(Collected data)

________

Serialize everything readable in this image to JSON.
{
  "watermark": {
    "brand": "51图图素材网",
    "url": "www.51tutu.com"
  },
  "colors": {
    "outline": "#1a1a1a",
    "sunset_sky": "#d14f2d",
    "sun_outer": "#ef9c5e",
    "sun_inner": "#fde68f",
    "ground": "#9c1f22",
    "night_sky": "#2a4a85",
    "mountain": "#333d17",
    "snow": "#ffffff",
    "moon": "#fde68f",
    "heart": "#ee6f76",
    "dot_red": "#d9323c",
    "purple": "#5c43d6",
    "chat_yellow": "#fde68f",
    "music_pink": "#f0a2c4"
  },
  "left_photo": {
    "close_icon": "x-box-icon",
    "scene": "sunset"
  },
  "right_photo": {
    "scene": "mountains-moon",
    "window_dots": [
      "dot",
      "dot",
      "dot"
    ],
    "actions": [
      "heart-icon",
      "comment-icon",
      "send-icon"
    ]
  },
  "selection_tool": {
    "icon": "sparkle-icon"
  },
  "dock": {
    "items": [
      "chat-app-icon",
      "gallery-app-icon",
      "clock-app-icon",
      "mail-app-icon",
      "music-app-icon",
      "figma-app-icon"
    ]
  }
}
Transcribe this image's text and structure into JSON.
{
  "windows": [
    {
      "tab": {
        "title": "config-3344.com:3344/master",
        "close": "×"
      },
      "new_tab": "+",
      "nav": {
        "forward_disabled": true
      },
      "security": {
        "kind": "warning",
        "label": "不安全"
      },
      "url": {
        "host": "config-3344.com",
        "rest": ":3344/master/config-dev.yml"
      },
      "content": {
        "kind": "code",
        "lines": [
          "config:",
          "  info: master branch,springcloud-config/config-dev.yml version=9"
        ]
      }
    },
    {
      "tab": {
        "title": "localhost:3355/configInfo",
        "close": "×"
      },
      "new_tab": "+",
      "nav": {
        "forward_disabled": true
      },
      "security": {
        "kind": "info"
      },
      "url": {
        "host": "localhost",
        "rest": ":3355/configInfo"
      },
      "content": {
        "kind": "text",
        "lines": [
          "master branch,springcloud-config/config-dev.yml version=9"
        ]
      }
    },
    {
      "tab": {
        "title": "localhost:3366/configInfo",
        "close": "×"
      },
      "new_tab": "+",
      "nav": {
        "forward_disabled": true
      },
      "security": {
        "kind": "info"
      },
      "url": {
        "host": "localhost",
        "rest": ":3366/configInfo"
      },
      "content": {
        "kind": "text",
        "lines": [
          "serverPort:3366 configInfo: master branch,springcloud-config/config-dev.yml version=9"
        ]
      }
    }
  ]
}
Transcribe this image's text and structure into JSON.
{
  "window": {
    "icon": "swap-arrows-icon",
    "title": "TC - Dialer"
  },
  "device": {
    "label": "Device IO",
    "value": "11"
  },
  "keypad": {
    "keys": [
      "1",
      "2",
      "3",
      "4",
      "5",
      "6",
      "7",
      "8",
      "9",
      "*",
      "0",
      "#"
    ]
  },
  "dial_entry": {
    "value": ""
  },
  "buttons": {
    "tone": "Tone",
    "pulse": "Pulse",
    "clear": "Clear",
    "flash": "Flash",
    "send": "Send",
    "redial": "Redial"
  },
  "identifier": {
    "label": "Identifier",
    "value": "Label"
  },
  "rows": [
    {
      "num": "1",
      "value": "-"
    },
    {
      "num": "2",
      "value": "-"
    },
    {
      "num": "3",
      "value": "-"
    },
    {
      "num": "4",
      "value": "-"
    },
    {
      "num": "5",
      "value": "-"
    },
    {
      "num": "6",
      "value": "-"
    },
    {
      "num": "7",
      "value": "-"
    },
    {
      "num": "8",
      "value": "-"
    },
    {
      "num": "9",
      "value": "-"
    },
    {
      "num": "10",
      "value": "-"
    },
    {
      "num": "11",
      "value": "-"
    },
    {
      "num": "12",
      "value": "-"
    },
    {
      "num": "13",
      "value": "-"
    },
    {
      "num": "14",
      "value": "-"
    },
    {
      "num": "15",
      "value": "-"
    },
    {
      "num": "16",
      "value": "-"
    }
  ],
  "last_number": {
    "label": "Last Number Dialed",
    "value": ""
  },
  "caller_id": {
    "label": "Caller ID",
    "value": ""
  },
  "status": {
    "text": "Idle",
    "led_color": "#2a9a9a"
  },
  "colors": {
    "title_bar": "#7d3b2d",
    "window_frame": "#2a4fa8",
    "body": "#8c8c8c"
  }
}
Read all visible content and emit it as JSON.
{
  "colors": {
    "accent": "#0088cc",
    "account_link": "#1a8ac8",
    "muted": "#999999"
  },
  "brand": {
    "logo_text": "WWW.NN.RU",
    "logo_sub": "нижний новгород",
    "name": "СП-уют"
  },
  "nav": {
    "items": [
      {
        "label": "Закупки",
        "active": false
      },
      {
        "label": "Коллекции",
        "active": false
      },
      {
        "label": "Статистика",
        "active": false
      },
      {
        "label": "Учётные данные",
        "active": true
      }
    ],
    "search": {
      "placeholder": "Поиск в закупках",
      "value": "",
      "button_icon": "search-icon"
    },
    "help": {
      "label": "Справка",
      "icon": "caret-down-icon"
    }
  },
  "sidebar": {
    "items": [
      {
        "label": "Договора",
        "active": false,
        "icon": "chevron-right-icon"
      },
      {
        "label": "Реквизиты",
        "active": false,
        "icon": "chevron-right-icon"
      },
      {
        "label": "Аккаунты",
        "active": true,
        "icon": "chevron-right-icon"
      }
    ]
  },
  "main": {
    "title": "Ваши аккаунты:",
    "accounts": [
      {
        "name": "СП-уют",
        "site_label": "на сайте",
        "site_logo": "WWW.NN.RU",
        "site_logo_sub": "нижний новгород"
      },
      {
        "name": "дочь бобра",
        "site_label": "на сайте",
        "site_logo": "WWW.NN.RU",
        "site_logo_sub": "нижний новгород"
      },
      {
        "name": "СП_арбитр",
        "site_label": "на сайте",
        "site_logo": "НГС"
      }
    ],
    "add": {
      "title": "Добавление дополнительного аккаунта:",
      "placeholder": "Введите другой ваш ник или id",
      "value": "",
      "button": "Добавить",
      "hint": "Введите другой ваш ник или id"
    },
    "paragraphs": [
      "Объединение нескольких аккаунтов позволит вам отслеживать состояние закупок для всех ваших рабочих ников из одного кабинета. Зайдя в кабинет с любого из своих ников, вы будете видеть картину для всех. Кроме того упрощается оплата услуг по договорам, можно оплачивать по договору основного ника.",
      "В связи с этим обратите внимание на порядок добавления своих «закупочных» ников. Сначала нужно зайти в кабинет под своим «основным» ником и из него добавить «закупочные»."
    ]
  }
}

________

▸ WORK REQUIRED
Copy each line that contains the word "branch".

▸ EXERCISE RESULT
          "  info: master branch,springcloud-config/config-dev.yml version=9"
          "master branch,springcloud-config/config-dev.yml version=9"
          "serverPort:3366 configInfo: master branch,springcloud-config/config-dev.yml version=9"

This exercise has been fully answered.